GIVEN EXERCISE: Copy out each line in the material below that has the word "watermark".

[Raw records]
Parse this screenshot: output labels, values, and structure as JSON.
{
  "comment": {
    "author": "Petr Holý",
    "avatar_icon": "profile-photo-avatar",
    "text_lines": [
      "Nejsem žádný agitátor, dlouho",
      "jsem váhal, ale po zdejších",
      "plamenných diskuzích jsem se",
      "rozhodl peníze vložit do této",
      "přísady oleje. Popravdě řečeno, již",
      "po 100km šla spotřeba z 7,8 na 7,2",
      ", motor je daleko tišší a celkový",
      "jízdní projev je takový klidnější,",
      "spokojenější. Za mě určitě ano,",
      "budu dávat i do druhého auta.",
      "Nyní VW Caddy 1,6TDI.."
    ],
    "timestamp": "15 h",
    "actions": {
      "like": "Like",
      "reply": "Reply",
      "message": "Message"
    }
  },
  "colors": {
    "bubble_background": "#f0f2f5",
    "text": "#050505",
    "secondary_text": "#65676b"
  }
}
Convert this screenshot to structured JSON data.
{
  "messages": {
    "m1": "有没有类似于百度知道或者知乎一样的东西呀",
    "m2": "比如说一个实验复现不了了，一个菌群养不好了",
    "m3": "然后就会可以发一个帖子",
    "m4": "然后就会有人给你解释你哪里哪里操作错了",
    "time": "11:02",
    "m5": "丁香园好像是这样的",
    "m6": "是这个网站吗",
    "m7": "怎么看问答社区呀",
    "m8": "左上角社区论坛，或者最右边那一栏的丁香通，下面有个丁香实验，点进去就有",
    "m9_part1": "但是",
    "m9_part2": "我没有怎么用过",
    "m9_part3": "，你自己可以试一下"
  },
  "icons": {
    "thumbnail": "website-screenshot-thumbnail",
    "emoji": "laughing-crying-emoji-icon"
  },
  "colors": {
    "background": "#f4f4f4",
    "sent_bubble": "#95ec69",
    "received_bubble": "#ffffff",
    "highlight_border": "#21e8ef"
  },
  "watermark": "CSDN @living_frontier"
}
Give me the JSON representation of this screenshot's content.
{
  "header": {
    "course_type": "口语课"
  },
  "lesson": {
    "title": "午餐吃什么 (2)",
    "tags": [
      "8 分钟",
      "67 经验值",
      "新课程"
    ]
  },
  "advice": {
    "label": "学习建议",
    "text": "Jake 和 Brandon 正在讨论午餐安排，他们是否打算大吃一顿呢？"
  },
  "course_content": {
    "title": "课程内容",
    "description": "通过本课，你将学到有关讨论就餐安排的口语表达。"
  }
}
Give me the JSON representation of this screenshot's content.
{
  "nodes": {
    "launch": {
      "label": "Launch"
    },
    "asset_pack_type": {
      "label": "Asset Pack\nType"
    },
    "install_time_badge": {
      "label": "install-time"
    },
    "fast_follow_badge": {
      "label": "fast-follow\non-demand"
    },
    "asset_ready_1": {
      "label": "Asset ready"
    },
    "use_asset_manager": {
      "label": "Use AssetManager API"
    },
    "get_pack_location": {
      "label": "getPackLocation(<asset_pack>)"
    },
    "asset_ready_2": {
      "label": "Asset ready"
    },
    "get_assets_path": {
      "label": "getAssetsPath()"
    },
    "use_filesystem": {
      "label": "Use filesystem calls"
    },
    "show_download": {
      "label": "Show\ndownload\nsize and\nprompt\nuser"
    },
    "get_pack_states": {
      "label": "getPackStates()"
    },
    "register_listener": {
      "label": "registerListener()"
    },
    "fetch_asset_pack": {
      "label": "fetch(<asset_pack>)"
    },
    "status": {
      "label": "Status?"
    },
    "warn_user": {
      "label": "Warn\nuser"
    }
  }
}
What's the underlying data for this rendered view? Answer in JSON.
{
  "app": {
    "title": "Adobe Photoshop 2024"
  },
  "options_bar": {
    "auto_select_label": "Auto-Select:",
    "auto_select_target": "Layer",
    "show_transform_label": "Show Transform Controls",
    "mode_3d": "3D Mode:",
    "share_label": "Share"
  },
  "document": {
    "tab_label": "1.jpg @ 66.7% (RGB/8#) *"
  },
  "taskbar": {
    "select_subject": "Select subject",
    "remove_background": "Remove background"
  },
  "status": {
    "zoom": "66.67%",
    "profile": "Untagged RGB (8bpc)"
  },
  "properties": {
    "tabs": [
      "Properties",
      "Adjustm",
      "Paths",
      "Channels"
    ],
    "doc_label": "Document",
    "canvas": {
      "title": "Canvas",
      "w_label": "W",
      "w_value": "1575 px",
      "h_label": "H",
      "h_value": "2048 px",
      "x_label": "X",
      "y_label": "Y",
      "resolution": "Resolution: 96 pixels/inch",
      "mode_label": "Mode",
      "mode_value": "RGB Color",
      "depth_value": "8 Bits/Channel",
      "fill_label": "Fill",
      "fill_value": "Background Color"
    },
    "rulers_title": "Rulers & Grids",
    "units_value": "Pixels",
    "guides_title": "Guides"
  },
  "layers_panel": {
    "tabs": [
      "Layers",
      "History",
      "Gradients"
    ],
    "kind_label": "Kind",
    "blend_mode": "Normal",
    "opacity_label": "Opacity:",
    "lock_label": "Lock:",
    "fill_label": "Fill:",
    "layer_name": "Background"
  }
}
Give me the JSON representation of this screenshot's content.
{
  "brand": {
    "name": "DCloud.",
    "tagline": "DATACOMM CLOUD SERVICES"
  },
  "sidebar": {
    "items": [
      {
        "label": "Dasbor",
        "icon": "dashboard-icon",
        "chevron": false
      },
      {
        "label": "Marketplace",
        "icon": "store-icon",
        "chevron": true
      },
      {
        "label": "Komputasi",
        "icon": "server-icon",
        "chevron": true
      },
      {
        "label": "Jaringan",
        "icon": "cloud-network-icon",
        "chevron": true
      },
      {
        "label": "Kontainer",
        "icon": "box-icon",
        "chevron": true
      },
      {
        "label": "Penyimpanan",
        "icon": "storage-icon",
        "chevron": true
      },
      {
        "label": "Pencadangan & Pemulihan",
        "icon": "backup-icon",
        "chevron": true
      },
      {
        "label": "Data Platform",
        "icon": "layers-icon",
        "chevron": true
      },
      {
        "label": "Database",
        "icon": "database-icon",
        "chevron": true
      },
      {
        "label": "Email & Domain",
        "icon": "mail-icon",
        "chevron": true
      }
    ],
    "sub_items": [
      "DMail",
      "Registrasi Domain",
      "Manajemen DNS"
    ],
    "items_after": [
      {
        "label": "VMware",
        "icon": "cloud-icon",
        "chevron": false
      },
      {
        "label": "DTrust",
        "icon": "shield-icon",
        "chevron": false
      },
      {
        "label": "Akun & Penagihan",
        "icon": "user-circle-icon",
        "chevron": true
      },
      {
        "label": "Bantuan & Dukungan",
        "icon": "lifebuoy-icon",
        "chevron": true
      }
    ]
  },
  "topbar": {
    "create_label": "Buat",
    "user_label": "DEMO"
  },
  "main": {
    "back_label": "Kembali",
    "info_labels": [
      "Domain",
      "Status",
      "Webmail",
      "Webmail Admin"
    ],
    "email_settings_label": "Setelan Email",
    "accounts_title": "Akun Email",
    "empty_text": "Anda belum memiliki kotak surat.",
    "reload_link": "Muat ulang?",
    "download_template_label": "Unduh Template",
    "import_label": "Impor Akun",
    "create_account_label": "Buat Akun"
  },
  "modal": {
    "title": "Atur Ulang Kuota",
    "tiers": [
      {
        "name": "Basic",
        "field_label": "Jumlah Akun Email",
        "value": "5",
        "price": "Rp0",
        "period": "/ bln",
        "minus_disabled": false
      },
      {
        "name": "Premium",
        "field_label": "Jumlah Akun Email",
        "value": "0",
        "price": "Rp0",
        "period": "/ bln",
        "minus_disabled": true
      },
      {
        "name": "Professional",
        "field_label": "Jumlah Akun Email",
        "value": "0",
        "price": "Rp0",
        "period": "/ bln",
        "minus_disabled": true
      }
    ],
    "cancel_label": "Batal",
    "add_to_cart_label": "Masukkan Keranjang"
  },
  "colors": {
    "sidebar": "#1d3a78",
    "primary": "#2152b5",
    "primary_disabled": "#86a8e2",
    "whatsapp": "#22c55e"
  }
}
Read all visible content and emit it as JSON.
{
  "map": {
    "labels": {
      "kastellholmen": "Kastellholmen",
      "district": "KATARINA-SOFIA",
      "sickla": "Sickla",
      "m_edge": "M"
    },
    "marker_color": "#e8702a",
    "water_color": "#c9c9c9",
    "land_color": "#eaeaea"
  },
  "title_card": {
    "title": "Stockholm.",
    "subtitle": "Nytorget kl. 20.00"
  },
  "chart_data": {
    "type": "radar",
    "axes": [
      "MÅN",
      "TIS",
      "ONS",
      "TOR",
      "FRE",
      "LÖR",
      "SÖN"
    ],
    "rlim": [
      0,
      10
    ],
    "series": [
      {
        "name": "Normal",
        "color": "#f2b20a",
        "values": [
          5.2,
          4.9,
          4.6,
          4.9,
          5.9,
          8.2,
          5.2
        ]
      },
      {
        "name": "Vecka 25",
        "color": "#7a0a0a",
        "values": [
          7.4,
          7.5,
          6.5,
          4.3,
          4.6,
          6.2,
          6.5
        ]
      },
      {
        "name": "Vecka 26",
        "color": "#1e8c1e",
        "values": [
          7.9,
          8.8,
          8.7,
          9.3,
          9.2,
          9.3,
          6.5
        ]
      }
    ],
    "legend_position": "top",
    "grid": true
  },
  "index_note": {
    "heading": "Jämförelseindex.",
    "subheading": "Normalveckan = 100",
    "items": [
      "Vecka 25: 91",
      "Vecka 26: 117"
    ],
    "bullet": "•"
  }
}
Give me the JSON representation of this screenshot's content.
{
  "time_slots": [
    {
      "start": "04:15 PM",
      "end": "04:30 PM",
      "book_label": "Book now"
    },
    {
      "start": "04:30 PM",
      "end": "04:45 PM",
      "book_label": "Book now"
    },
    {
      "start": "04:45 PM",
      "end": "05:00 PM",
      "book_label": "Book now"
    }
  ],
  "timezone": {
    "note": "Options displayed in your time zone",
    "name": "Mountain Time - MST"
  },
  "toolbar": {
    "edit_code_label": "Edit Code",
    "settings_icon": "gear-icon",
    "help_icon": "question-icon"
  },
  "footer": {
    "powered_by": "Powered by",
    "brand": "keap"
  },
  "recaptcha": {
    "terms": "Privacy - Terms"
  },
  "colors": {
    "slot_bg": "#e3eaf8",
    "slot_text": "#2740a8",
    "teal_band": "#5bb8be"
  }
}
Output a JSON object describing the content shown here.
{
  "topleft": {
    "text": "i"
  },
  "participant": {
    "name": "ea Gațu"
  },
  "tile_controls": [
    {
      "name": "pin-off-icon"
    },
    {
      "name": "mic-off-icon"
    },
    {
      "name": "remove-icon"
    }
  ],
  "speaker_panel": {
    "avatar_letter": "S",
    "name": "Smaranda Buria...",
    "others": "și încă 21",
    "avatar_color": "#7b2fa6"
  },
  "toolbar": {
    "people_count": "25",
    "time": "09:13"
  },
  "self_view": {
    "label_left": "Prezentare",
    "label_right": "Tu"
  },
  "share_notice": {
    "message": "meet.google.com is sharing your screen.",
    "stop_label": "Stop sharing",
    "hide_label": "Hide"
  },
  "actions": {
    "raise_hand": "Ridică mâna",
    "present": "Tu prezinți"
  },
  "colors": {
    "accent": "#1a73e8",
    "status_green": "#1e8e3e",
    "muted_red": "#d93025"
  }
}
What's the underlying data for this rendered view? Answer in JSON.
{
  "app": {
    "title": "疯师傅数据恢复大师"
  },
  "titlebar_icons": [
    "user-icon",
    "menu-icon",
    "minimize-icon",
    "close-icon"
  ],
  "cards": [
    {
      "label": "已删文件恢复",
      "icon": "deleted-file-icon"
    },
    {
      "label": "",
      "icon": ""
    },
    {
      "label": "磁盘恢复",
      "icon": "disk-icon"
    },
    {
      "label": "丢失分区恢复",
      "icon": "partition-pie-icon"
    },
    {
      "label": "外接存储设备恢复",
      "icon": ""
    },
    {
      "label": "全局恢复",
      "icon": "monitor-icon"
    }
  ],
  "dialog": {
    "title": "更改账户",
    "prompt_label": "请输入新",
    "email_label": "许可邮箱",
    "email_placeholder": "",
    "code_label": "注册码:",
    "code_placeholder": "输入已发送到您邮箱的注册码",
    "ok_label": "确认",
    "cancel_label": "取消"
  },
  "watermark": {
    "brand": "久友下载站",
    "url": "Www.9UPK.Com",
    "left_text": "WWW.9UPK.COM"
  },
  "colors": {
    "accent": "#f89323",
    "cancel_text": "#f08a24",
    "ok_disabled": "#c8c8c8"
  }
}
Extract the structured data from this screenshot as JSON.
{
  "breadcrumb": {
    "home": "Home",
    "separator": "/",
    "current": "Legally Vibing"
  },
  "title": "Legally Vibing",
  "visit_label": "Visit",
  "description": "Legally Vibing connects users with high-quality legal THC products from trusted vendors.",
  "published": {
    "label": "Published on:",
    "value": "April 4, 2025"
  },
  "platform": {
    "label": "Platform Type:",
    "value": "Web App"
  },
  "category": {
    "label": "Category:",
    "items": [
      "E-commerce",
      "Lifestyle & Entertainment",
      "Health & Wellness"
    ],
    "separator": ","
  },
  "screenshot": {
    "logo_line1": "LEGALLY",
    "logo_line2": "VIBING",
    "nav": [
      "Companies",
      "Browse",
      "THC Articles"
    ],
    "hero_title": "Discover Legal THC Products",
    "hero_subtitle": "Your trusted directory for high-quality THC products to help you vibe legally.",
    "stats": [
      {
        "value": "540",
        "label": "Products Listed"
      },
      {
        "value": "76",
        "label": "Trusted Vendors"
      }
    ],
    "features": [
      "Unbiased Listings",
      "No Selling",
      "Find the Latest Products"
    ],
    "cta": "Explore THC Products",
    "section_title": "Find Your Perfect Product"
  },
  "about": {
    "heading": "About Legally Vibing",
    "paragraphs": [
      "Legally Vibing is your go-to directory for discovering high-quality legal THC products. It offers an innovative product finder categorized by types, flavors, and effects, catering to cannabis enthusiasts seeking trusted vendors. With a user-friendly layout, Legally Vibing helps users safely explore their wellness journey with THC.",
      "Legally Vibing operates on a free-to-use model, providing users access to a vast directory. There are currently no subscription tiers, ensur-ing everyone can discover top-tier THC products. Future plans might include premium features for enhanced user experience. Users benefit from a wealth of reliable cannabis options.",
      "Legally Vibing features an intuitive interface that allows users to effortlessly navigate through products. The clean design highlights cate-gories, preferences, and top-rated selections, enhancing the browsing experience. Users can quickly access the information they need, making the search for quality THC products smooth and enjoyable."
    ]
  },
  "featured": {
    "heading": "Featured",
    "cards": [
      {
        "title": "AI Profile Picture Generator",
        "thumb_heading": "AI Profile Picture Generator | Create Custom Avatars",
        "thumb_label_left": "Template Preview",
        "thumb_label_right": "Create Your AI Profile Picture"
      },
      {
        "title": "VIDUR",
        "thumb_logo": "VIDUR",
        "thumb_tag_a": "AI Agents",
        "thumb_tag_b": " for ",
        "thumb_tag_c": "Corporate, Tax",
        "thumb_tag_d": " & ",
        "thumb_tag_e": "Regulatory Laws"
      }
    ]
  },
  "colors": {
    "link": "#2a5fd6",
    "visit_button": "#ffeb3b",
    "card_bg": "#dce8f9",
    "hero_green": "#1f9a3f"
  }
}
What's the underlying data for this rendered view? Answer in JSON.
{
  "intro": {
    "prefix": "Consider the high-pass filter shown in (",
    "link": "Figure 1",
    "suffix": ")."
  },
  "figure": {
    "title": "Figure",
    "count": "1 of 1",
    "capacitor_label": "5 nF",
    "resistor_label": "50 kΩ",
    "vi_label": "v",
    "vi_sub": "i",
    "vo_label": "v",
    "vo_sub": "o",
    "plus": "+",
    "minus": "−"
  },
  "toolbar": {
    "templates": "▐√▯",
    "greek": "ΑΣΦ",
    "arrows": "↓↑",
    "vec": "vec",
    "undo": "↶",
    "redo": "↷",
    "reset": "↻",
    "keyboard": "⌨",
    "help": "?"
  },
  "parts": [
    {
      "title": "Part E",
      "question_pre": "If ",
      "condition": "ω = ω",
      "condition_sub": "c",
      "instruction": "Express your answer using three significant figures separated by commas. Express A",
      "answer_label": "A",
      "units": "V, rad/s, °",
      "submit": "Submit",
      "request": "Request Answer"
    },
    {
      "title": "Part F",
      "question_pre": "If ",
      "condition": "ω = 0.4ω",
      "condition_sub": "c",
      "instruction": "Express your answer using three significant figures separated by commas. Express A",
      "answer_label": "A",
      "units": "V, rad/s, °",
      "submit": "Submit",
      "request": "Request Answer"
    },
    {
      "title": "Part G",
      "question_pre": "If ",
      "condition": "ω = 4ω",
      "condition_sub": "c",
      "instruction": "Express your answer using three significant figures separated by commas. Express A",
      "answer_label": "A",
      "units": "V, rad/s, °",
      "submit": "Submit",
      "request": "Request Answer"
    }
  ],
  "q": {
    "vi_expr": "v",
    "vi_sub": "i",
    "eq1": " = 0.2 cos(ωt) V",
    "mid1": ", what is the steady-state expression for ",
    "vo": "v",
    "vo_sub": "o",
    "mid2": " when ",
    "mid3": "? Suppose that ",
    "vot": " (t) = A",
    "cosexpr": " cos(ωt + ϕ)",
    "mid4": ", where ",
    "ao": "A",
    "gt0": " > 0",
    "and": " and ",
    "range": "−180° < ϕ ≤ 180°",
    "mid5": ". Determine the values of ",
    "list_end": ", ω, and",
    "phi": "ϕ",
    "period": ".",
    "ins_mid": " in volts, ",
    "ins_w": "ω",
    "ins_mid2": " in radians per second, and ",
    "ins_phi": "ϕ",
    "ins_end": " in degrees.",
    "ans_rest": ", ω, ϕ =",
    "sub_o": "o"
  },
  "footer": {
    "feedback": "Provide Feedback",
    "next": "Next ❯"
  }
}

TASK RESPONSE:
  "watermark": "CSDN @living_frontier"
  "watermark": {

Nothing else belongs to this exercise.